▶ Recorded information:
>> START

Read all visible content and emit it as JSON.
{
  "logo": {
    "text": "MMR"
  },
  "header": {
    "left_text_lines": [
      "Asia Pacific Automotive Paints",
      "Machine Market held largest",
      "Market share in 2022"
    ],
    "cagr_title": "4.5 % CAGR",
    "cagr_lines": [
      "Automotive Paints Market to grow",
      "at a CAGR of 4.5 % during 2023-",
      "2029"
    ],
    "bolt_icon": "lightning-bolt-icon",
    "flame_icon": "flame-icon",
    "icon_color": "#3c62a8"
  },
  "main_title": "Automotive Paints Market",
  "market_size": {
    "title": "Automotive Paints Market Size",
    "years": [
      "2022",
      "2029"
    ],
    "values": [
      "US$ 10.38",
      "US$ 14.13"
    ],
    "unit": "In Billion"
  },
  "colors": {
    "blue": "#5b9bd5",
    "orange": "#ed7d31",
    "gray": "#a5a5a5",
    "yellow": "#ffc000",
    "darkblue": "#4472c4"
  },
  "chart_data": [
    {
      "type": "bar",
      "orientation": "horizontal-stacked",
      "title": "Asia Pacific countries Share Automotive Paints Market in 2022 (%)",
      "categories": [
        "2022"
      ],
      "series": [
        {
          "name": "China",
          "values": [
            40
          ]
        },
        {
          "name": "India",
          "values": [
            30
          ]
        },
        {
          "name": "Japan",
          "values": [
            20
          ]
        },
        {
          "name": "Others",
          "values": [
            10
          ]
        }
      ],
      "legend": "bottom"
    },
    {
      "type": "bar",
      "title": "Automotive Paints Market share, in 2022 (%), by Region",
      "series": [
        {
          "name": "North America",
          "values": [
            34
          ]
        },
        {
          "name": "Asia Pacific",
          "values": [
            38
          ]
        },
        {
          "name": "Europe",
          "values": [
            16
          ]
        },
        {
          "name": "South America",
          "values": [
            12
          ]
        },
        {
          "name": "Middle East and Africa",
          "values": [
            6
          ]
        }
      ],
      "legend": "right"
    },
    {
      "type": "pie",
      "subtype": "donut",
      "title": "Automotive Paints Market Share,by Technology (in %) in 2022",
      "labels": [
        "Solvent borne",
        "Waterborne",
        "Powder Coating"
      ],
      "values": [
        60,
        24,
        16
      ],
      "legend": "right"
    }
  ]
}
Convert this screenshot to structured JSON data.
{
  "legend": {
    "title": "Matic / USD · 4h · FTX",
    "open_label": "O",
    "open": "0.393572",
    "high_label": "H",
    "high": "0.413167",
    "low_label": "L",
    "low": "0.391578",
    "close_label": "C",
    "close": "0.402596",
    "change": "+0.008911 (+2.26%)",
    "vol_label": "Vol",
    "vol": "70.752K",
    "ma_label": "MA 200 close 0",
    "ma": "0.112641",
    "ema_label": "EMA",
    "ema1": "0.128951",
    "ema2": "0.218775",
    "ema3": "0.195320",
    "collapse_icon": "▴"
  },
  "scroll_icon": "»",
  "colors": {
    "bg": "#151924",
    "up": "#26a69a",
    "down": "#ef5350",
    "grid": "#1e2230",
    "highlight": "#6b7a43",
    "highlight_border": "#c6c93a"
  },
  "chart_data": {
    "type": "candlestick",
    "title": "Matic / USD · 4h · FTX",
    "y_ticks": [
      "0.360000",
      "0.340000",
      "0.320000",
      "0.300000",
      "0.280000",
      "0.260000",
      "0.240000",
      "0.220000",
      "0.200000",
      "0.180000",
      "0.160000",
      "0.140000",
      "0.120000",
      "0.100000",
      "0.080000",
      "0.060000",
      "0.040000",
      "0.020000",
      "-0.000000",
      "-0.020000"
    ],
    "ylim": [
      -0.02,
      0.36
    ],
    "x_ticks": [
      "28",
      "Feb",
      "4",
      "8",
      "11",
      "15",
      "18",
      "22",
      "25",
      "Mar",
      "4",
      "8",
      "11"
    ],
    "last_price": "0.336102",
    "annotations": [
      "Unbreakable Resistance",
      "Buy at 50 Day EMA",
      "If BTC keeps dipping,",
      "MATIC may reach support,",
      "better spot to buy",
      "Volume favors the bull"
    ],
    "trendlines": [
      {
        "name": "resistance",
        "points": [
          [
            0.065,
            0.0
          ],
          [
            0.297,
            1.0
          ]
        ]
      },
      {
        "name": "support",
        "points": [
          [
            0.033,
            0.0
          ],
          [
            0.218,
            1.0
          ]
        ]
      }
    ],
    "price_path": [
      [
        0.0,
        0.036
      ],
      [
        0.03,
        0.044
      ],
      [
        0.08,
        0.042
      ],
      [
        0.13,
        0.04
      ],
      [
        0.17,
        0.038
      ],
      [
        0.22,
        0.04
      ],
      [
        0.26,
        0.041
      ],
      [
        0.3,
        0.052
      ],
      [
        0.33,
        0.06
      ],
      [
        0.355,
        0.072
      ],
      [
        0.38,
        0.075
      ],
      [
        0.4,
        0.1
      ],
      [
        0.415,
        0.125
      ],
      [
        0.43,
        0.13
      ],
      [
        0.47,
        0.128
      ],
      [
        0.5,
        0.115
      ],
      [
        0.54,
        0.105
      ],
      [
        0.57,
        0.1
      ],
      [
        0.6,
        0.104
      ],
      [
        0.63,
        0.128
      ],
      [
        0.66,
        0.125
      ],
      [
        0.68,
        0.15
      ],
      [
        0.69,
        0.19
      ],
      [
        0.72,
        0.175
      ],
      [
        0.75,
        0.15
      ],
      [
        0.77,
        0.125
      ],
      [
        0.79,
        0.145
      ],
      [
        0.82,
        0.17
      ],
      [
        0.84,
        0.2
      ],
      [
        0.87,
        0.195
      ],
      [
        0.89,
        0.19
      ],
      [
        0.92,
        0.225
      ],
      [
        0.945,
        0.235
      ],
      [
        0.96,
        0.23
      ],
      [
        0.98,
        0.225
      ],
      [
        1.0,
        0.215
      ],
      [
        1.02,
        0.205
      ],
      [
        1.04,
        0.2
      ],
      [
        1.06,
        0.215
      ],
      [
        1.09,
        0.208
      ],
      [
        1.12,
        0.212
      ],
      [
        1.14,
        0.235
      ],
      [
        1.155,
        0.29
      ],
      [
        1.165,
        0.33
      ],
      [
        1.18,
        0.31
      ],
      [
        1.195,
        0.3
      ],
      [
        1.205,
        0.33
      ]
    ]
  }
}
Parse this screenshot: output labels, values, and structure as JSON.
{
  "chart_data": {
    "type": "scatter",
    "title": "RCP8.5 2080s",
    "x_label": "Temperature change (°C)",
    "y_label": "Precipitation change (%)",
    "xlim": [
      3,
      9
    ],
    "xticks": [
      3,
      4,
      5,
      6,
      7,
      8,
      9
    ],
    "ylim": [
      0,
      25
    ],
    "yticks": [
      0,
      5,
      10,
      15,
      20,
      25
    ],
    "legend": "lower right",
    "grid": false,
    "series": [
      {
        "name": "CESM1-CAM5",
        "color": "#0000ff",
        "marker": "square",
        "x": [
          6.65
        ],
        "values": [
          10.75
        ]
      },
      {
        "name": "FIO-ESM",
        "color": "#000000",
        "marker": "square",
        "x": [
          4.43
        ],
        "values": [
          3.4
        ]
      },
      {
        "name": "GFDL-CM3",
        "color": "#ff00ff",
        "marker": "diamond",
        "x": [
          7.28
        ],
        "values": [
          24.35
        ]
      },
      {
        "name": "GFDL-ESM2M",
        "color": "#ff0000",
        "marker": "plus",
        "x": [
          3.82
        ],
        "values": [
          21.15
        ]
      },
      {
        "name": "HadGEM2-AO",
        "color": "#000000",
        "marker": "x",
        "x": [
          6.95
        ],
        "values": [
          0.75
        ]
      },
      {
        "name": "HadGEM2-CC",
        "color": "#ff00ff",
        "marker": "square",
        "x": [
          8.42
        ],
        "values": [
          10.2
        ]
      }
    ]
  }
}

>> END

▶ Brief: Repeat back the data above, exact to the last character.

▶ Exercise response:
Read all visible content and emit it as JSON.
{
  "logo": {
    "text": "MMR"
  },
  "header": {
    "left_text_lines": [
      "Asia Pacific Automotive Paints",
      "Machine Market held largest",
      "Market share in 2022"
    ],
    "cagr_title": "4.5 % CAGR",
    "cagr_lines": [
      "Automotive Paints Market to grow",
      "at a CAGR of 4.5 % during 2023-",
      "2029"
    ],
    "bolt_icon": "lightning-bolt-icon",
    "flame_icon": "flame-icon",
    "icon_color": "#3c62a8"
  },
  "main_title": "Automotive Paints Market",
  "market_size": {
    "title": "Automotive Paints Market Size",
    "years": [
      "2022",
      "2029"
    ],
    "values": [
      "US$ 10.38",
      "US$ 14.13"
    ],
    "unit": "In Billion"
  },
  "colors": {
    "blue": "#5b9bd5",
    "orange": "#ed7d31",
    "gray": "#a5a5a5",
    "yellow": "#ffc000",
    "darkblue": "#4472c4"
  },
  "chart_data": [
    {
      "type": "bar",
      "orientation": "horizontal-stacked",
      "title": "Asia Pacific countries Share Automotive Paints Market in 2022 (%)",
      "categories": [
        "2022"
      ],
      "series": [
        {
          "name": "China",
          "values": [
            40
          ]
        },
        {
          "name": "India",
          "values": [
            30
          ]
        },
        {
          "name": "Japan",
          "values": [
            20
          ]
        },
        {
          "name": "Others",
          "values": [
            10
          ]
        }
      ],
      "legend": "bottom"
    },
    {
      "type": "bar",
      "title": "Automotive Paints Market share, in 2022 (%), by Region",
      "series": [
        {
          "name": "North America",
          "values": [
            34
          ]
        },
        {
          "name": "Asia Pacific",
          "values": [
            38
          ]
        },
        {
          "name": "Europe",
          "values": [
            16
          ]
        },
        {
          "name": "South America",
          "values": [
            12
          ]
        },
        {
          "name": "Middle East and Africa",
          "values": [
            6
          ]
        }
      ],
      "legend": "right"
    },
    {
      "type": "pie",
      "subtype": "donut",
      "title": "Automotive Paints Market Share,by Technology (in %) in 2022",
      "labels": [
        "Solvent borne",
        "Waterborne",
        "Powder Coating"
      ],
      "values": [
        60,
        24,
        16
      ],
      "legend": "right"
    }
  ]
}
Convert this screenshot to structured JSON data.
{
  "legend": {
    "title": "Matic / USD · 4h · FTX",
    "open_label": "O",
    "open": "0.393572",
    "high_label": "H",
    "high": "0.413167",
    "low_label": "L",
    "low": "0.391578",
    "close_label": "C",
    "close": "0.402596",
    "change": "+0.008911 (+2.26%)",
    "vol_label": "Vol",
    "vol": "70.752K",
    "ma_label": "MA 200 close 0",
    "ma": "0.112641",
    "ema_label": "EMA",
    "ema1": "0.128951",
    "ema2": "0.218775",
    "ema3": "0.195320",
    "collapse_icon": "▴"
  },
  "scroll_icon": "»",
  "colors": {
    "bg": "#151924",
    "up": "#26a69a",
    "down": "#ef5350",
    "grid": "#1e2230",
    "highlight": "#6b7a43",
    "highlight_border": "#c6c93a"
  },
  "chart_data": {
    "type": "candlestick",
    "title": "Matic / USD · 4h · FTX",
    "y_ticks": [
      "0.360000",
      "0.340000",
      "0.320000",
      "0.300000",
      "0.280000",
      "0.260000",
      "0.240000",
      "0.220000",
      "0.200000",
      "0.180000",
      "0.160000",
      "0.140000",
      "0.120000",
      "0.100000",
      "0.080000",
      "0.060000",
      "0.040000",
      "0.020000",
      "-0.000000",
      "-0.020000"
    ],
    "ylim": [
      -0.02,
      0.36
    ],
    "x_ticks": [
      "28",
      "Feb",
      "4",
      "8",
      "11",
      "15",
      "18",
      "22",
      "25",
      "Mar",
      "4",
      "8",
      "11"
    ],
    "last_price": "0.336102",
    "annotations": [
      "Unbreakable Resistance",
      "Buy at 50 Day EMA",
      "If BTC keeps dipping,",
      "MATIC may reach support,",
      "better spot to buy",
      "Volume favors the bull"
    ],
    "trendlines": [
      {
        "name": "resistance",
        "points": [
          [
            0.065,
            0.0
          ],
          [
            0.297,
            1.0
          ]
        ]
      },
      {
        "name": "support",
        "points": [
          [
            0.033,
            0.0
          ],
          [
            0.218,
            1.0
          ]
        ]
      }
    ],
    "price_path": [
      [
        0.0,
        0.036
      ],
      [
        0.03,
        0.044
      ],
      [
        0.08,
        0.042
      ],
      [
        0.13,
        0.04
      ],
      [
        0.17,
        0.038
      ],
      [
        0.22,
        0.04
      ],
      [
        0.26,
        0.041
      ],
      [
        0.3,
        0.052
      ],
      [
        0.33,
        0.06
      ],
      [
        0.355,
        0.072
      ],
      [
        0.38,
        0.075
      ],
      [
        0.4,
        0.1
      ],
      [
        0.415,
        0.125
      ],
      [
        0.43,
        0.13
      ],
      [
        0.47,
        0.128
      ],
      [
        0.5,
        0.115
      ],
      [
        0.54,
        0.105
      ],
      [
        0.57,
        0.1
      ],
      [
        0.6,
        0.104
      ],
      [
        0.63,
        0.128
      ],
      [
        0.66,
        0.125
      ],
      [
        0.68,
        0.15
      ],
      [
        0.69,
        0.19
      ],
      [
        0.72,
        0.175
      ],
      [
        0.75,
        0.15
      ],
      [
        0.77,
        0.125
      ],
      [
        0.79,
        0.145
      ],
      [
        0.82,
        0.17
      ],
      [
        0.84,
        0.2
      ],
      [
        0.87,
        0.195
      ],
      [
        0.89,
        0.19
      ],
      [
        0.92,
        0.225
      ],
      [
        0.945,
        0.235
      ],
      [
        0.96,
        0.23
      ],
      [
        0.98,
        0.225
      ],
      [
        1.0,
        0.215
      ],
      [
        1.02,
        0.205
      ],
      [
        1.04,
        0.2
      ],
      [
        1.06,
        0.215
      ],
      [
        1.09,
        0.208
      ],
      [
        1.12,
        0.212
      ],
      [
        1.14,
        0.235
      ],
      [
        1.155,
        0.29
      ],
      [
        1.165,
        0.33
      ],
      [
        1.18,
        0.31
      ],
      [
        1.195,
        0.3
      ],
      [
        1.205,
        0.33
      ]
    ]
  }
}
Parse this screenshot: output labels, values, and structure as JSON.
{
  "chart_data": {
    "type": "scatter",
    "title": "RCP8.5 2080s",
    "x_label": "Temperature change (°C)",
    "y_label": "Precipitation change (%)",
    "xlim": [
      3,
      9
    ],
    "xticks": [
      3,
      4,
      5,
      6,
      7,
      8,
      9
    ],
    "ylim": [
      0,
      25
    ],
    "yticks": [
      0,
      5,
      10,
      15,
      20,
      25
    ],
    "legend": "lower right",
    "grid": false,
    "series": [
      {
        "name": "CESM1-CAM5",
        "color": "#0000ff",
        "marker": "square",
        "x": [
          6.65
        ],
        "values": [
          10.75
        ]
      },
      {
        "name": "FIO-ESM",
        "color": "#000000",
        "marker": "square",
        "x": [
          4.43
        ],
        "values": [
          3.4
        ]
      },
      {
        "name": "GFDL-CM3",
        "color": "#ff00ff",
        "marker": "diamond",
        "x": [
          7.28
        ],
        "values": [
          24.35
        ]
      },
      {
        "name": "GFDL-ESM2M",
        "color": "#ff0000",
        "marker": "plus",
        "x": [
          3.82
        ],
        "values": [
          21.15
        ]
      },
      {
        "name": "HadGEM2-AO",
        "color": "#000000",
        "marker": "x",
        "x": [
          6.95
        ],
        "values": [
          0.75
        ]
      },
      {
        "name": "HadGEM2-CC",
        "color": "#ff00ff",
        "marker": "square",
        "x": [
          8.42
        ],
        "values": [
          10.2
        ]
      }
    ]
  }
}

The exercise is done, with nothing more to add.